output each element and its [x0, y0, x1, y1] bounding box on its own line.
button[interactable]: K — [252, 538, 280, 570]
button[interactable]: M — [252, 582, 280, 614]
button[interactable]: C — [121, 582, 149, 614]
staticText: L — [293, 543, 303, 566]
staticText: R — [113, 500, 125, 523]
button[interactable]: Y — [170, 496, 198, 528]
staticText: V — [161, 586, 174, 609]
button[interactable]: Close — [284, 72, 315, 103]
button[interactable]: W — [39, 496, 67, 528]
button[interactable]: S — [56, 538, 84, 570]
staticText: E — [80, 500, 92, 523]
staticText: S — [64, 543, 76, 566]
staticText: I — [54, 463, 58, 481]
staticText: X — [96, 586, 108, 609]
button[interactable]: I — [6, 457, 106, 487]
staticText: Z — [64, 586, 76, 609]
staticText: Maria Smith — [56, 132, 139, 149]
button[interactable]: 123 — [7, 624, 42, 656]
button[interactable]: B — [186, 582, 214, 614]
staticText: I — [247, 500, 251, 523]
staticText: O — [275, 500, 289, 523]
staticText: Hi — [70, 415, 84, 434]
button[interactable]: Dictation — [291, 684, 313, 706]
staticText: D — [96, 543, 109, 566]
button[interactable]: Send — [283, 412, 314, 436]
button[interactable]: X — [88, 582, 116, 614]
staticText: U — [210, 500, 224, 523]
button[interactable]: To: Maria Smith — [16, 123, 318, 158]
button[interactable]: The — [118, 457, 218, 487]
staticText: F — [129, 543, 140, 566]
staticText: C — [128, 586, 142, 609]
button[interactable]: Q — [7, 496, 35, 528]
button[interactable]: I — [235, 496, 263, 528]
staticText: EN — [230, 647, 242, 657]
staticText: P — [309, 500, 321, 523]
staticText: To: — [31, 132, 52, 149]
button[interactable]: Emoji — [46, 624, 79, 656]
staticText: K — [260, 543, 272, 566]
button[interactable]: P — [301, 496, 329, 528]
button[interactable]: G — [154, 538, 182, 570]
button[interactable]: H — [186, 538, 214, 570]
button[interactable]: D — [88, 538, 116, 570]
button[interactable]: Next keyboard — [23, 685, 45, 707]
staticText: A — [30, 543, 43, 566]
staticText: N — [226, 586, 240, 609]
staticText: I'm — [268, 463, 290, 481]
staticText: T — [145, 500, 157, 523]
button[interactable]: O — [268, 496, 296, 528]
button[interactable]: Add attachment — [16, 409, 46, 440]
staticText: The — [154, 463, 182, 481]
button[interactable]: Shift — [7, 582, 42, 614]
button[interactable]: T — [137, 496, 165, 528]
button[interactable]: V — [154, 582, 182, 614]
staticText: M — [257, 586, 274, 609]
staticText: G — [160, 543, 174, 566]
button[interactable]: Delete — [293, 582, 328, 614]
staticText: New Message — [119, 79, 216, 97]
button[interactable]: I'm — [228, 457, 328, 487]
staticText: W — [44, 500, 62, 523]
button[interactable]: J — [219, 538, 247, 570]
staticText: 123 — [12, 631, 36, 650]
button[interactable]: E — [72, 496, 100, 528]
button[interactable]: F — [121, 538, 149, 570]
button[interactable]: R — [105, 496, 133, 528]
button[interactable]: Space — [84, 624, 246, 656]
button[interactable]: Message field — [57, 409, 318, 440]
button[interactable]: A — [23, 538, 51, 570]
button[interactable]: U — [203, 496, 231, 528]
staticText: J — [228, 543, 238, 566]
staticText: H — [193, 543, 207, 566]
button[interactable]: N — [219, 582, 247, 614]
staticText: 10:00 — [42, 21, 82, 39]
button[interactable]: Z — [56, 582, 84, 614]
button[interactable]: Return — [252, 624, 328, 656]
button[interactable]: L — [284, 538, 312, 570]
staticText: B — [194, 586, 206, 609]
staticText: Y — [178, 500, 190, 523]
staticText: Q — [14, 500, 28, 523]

________________________________________

**EXERCISE TASK:**
Rewrite every line of the records above as a numbered list, leaving out any blank lines.

**RESPONSE FOR THIS EXERCISE:**
1. output each element and its [x0, y0, x1, y1] bounding box on its own line.
2. button[interactable]: K — [252, 538, 280, 570]
3. button[interactable]: M — [252, 582, 280, 614]
4. button[interactable]: C — [121, 582, 149, 614]
5. staticText: L — [293, 543, 303, 566]
6. staticText: R — [113, 500, 125, 523]
7. button[interactable]: Y — [170, 496, 198, 528]
8. staticText: V — [161, 586, 174, 609]
9. button[interactable]: Close — [284, 72, 315, 103]
10. button[interactable]: W — [39, 496, 67, 528]
11. button[interactable]: S — [56, 538, 84, 570]
12. staticText: E — [80, 500, 92, 523]
13. staticText: S — [64, 543, 76, 566]
14. staticText: I — [54, 463, 58, 481]
15. staticText: X — [96, 586, 108, 609]
16. button[interactable]: I — [6, 457, 106, 487]
17. staticText: Z — [64, 586, 76, 609]
18. staticText: Maria Smith — [56, 132, 139, 149]
19. button[interactable]: 123 — [7, 624, 42, 656]
20. button[interactable]: B — [186, 582, 214, 614]
21. staticText: I — [247, 500, 251, 523]
22. staticText: O — [275, 500, 289, 523]
23. staticText: Hi — [70, 415, 84, 434]
24. button[interactable]: Dictation — [291, 684, 313, 706]
25. staticText: D — [96, 543, 109, 566]
26. button[interactable]: Send — [283, 412, 314, 436]
27. button[interactable]: X — [88, 582, 116, 614]
28. staticText: U — [210, 500, 224, 523]
29. button[interactable]: To: Maria Smith — [16, 123, 318, 158]
30. button[interactable]: The — [118, 457, 218, 487]
31. staticText: F — [129, 543, 140, 566]
32. staticText: C — [128, 586, 142, 609]
33. button[interactable]: Q — [7, 496, 35, 528]
34. button[interactable]: I — [235, 496, 263, 528]
35. staticText: EN — [230, 647, 242, 657]
36. staticText: P — [309, 500, 321, 523]
37. staticText: To: — [31, 132, 52, 149]
38. button[interactable]: Emoji — [46, 624, 79, 656]
39. staticText: K — [260, 543, 272, 566]
40. button[interactable]: P — [301, 496, 329, 528]
41. button[interactable]: G — [154, 538, 182, 570]
42. button[interactable]: H — [186, 538, 214, 570]
43. button[interactable]: D — [88, 538, 116, 570]
44. button[interactable]: Next keyboard — [23, 685, 45, 707]
45. staticText: A — [30, 543, 43, 566]
46. staticText: N — [226, 586, 240, 609]
47. staticText: I'm — [268, 463, 290, 481]
48. staticText: T — [145, 500, 157, 523]
49. button[interactable]: O — [268, 496, 296, 528]
50. button[interactable]: Add attachment — [16, 409, 46, 440]
51. staticText: The — [154, 463, 182, 481]
52. button[interactable]: Shift — [7, 582, 42, 614]
53. button[interactable]: T — [137, 496, 165, 528]
54. button[interactable]: V — [154, 582, 182, 614]
55. staticText: M — [257, 586, 274, 609]
56. staticText: G — [160, 543, 174, 566]
57. button[interactable]: Delete — [293, 582, 328, 614]
58. staticText: New Message — [119, 79, 216, 97]
59. button[interactable]: I'm — [228, 457, 328, 487]
60. staticText: W — [44, 500, 62, 523]
61. button[interactable]: J — [219, 538, 247, 570]
62. staticText: 123 — [12, 631, 36, 650]
63. button[interactable]: E — [72, 496, 100, 528]
64. button[interactable]: F — [121, 538, 149, 570]
65. button[interactable]: R — [105, 496, 133, 528]
66. button[interactable]: Space — [84, 624, 246, 656]
67. button[interactable]: Message field — [57, 409, 318, 440]
68. button[interactable]: A — [23, 538, 51, 570]
69. button[interactable]: U — [203, 496, 231, 528]
70. staticText: J — [228, 543, 238, 566]
71. staticText: H — [193, 543, 207, 566]
72. button[interactable]: N — [219, 582, 247, 614]
73. staticText: 10:00 — [42, 21, 82, 39]
74. button[interactable]: Z — [56, 582, 84, 614]
75. button[interactable]: Return — [252, 624, 328, 656]
76. button[interactable]: L — [284, 538, 312, 570]
77. staticText: B — [194, 586, 206, 609]
78. staticText: Y — [178, 500, 190, 523]
79. staticText: Q — [14, 500, 28, 523]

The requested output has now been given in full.